THE EXERCISE: Exactly reproduce the lines from the one holding "What does this" through the final line of the listing below, with both ends included and nothing else.

GIVEN DATA:

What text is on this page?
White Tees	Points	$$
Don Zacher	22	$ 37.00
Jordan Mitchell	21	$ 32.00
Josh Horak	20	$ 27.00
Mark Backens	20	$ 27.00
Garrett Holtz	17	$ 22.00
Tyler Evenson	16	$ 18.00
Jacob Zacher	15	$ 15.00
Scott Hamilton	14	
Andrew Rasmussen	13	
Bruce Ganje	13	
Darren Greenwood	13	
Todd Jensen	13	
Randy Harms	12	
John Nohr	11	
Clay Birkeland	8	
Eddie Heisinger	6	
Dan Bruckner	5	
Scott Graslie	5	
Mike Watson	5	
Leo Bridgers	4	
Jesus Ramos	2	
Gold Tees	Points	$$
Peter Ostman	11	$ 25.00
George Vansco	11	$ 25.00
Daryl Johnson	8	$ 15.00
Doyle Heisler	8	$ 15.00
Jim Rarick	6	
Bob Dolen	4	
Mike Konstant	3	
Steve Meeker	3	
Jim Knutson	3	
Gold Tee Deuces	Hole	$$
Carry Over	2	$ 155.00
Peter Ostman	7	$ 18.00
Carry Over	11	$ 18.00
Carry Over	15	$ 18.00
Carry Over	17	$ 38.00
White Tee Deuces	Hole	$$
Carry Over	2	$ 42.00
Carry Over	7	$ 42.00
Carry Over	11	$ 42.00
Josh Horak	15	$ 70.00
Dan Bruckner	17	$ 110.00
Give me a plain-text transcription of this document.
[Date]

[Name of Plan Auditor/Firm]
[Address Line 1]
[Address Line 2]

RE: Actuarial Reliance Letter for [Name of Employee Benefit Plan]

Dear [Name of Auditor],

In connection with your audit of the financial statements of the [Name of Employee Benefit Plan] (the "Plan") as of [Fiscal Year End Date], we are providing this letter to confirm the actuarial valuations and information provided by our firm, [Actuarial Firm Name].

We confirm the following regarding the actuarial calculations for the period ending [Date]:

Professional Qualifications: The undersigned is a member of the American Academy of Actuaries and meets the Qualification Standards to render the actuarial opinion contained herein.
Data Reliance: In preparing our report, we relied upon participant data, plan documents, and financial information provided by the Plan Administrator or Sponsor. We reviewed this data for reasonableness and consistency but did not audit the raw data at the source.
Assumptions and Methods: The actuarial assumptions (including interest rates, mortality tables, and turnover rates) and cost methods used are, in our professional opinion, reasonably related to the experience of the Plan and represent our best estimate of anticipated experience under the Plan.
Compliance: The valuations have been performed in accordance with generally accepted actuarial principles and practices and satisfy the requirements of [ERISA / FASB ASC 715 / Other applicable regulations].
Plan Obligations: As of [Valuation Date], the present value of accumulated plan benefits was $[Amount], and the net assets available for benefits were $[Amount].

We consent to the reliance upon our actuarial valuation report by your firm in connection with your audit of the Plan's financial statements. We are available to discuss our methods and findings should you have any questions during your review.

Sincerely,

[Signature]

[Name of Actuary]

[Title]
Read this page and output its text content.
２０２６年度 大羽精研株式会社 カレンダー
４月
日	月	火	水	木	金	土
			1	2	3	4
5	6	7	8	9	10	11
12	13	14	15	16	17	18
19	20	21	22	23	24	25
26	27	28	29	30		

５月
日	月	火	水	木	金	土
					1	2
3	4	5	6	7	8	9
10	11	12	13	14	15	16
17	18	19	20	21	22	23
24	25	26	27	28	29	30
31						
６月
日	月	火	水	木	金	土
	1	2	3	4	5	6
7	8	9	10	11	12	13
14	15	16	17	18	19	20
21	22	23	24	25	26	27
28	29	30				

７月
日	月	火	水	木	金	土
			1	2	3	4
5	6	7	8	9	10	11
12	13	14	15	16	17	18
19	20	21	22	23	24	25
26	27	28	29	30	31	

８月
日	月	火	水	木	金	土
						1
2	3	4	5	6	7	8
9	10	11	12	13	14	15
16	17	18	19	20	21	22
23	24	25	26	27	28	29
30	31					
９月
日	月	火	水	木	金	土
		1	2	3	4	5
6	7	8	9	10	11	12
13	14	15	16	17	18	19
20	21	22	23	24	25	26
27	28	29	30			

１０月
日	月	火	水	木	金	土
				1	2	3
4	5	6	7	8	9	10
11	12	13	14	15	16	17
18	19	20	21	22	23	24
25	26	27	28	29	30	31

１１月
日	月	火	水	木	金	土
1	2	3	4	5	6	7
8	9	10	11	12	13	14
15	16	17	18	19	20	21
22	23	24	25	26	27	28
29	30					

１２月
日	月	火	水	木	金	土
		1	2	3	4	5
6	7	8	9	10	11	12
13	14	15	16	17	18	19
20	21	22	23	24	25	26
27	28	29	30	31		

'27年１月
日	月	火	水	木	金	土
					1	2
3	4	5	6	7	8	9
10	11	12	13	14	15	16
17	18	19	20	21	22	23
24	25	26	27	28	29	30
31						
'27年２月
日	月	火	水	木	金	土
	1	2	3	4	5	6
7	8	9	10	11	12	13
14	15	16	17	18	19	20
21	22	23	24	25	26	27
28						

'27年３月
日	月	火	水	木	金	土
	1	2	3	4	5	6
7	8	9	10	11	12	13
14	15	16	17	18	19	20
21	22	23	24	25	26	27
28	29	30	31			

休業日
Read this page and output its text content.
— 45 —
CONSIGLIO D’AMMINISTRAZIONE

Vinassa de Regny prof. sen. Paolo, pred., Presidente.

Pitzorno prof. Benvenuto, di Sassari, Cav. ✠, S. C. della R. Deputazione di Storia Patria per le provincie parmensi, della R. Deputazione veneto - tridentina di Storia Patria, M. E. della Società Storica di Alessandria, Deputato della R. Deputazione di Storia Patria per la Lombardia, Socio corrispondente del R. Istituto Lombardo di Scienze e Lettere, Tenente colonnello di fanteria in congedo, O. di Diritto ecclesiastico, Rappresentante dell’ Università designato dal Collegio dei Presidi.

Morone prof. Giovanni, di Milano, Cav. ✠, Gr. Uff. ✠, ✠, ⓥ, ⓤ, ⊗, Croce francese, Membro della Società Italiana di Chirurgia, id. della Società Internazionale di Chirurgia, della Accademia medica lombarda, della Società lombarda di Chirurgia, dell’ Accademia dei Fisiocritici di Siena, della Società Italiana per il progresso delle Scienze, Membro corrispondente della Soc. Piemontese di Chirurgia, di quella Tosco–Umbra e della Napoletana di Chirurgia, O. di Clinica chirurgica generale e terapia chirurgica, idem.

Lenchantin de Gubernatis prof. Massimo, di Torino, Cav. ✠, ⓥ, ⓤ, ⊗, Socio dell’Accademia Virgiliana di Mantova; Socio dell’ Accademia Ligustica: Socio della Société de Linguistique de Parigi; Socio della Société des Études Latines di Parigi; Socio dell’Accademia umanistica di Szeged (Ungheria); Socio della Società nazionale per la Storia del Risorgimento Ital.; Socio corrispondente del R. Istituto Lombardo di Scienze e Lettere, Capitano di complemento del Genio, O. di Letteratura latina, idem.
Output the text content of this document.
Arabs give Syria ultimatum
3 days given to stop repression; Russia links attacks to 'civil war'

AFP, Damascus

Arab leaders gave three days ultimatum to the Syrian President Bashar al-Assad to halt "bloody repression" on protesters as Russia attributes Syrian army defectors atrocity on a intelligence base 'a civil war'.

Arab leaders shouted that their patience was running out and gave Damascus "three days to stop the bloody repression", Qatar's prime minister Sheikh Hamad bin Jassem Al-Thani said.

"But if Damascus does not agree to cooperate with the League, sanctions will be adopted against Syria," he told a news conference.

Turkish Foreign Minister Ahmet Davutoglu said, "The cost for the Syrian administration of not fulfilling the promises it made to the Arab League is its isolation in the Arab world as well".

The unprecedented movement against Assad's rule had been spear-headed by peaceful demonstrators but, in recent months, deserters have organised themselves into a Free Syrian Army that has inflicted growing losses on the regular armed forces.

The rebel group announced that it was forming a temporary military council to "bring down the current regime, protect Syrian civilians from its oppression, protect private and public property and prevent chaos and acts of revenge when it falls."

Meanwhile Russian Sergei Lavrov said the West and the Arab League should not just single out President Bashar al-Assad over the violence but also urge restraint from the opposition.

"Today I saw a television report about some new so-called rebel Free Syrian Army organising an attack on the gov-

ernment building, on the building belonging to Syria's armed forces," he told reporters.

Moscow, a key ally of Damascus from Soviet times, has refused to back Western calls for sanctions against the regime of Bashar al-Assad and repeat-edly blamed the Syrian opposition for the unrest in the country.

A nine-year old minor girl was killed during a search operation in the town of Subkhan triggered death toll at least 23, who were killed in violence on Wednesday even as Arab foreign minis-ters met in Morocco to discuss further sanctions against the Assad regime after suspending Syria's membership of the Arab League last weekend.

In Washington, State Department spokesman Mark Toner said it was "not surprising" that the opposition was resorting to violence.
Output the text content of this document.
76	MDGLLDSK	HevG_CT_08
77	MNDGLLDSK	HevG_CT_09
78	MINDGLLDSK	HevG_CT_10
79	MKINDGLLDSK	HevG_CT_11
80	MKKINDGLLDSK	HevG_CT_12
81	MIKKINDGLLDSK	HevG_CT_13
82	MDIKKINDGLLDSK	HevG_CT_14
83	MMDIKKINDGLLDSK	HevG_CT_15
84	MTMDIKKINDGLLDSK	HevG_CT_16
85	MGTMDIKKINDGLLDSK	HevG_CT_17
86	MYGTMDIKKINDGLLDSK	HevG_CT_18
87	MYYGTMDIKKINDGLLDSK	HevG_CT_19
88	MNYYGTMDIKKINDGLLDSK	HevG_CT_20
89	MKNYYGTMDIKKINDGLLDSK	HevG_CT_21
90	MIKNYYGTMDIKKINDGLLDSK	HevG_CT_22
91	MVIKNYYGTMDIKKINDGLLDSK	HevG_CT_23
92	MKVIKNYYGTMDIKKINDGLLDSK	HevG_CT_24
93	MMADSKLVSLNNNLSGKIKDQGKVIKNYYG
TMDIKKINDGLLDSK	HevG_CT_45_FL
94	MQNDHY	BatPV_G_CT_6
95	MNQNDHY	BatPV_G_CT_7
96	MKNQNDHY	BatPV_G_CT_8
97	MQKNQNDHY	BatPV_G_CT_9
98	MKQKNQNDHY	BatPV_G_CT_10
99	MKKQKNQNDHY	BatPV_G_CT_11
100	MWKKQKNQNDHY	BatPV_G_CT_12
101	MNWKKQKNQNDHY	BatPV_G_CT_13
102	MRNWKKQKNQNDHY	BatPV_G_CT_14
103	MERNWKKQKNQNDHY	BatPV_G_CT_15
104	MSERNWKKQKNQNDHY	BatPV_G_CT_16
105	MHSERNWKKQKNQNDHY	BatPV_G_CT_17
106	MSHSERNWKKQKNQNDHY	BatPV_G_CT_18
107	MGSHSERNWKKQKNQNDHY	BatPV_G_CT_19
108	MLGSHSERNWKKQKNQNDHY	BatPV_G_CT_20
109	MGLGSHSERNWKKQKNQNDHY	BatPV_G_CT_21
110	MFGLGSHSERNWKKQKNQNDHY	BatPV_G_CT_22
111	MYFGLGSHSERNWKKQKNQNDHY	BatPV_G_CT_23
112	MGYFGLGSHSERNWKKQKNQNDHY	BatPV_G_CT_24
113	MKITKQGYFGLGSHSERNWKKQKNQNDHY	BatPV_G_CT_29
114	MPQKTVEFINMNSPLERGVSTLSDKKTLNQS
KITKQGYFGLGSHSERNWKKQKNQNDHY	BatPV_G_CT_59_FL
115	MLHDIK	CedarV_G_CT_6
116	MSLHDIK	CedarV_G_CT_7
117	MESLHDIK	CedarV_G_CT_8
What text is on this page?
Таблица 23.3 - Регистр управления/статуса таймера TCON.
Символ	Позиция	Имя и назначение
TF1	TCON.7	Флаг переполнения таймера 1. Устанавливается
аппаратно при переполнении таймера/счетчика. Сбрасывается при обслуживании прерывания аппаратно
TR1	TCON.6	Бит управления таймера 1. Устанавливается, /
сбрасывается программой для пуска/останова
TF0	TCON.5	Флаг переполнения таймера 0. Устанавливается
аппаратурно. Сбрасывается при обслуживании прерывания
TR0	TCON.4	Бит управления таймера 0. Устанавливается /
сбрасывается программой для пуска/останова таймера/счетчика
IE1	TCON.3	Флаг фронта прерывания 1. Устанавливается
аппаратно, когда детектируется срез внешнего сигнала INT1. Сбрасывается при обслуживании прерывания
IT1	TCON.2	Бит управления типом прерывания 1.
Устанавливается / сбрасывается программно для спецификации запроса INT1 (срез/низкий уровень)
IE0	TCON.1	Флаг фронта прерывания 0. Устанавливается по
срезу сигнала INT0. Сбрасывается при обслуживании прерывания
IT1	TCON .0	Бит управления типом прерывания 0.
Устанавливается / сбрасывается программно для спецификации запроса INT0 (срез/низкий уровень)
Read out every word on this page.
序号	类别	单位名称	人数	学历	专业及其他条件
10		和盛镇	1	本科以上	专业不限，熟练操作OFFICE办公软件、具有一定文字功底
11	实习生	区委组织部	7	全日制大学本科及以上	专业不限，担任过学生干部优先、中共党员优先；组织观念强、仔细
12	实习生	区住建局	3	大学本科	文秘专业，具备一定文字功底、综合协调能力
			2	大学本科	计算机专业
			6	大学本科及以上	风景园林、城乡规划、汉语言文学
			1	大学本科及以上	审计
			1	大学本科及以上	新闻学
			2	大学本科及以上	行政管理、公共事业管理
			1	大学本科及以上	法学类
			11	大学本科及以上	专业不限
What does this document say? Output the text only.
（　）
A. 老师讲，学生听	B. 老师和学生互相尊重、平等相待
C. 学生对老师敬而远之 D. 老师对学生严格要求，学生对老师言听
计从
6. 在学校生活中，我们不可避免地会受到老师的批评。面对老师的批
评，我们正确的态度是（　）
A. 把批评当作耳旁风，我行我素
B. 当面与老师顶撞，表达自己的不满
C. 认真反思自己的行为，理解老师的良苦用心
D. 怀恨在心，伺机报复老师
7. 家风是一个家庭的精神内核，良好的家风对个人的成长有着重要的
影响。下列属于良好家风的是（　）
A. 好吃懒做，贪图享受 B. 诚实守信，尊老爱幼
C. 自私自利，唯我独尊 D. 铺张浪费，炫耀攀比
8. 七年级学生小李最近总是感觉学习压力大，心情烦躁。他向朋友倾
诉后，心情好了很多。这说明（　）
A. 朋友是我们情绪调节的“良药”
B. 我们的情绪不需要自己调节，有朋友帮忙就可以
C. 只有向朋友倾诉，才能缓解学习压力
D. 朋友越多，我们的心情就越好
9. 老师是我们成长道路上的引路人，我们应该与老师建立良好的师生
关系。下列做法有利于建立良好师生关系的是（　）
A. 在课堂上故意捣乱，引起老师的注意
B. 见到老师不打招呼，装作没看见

EXERCISE RESULT:
What does this document say? Output the text only.
（　）
A. 老师讲，学生听	B. 老师和学生互相尊重、平等相待
C. 学生对老师敬而远之 D. 老师对学生严格要求，学生对老师言听
计从
6. 在学校生活中，我们不可避免地会受到老师的批评。面对老师的批
评，我们正确的态度是（　）
A. 把批评当作耳旁风，我行我素
B. 当面与老师顶撞，表达自己的不满
C. 认真反思自己的行为，理解老师的良苦用心
D. 怀恨在心，伺机报复老师
7. 家风是一个家庭的精神内核，良好的家风对个人的成长有着重要的
影响。下列属于良好家风的是（　）
A. 好吃懒做，贪图享受 B. 诚实守信，尊老爱幼
C. 自私自利，唯我独尊 D. 铺张浪费，炫耀攀比
8. 七年级学生小李最近总是感觉学习压力大，心情烦躁。他向朋友倾
诉后，心情好了很多。这说明（　）
A. 朋友是我们情绪调节的“良药”
B. 我们的情绪不需要自己调节，有朋友帮忙就可以
C. 只有向朋友倾诉，才能缓解学习压力
D. 朋友越多，我们的心情就越好
9. 老师是我们成长道路上的引路人，我们应该与老师建立良好的师生
关系。下列做法有利于建立良好师生关系的是（　）
A. 在课堂上故意捣乱，引起老师的注意
B. 见到老师不打招呼，装作没看见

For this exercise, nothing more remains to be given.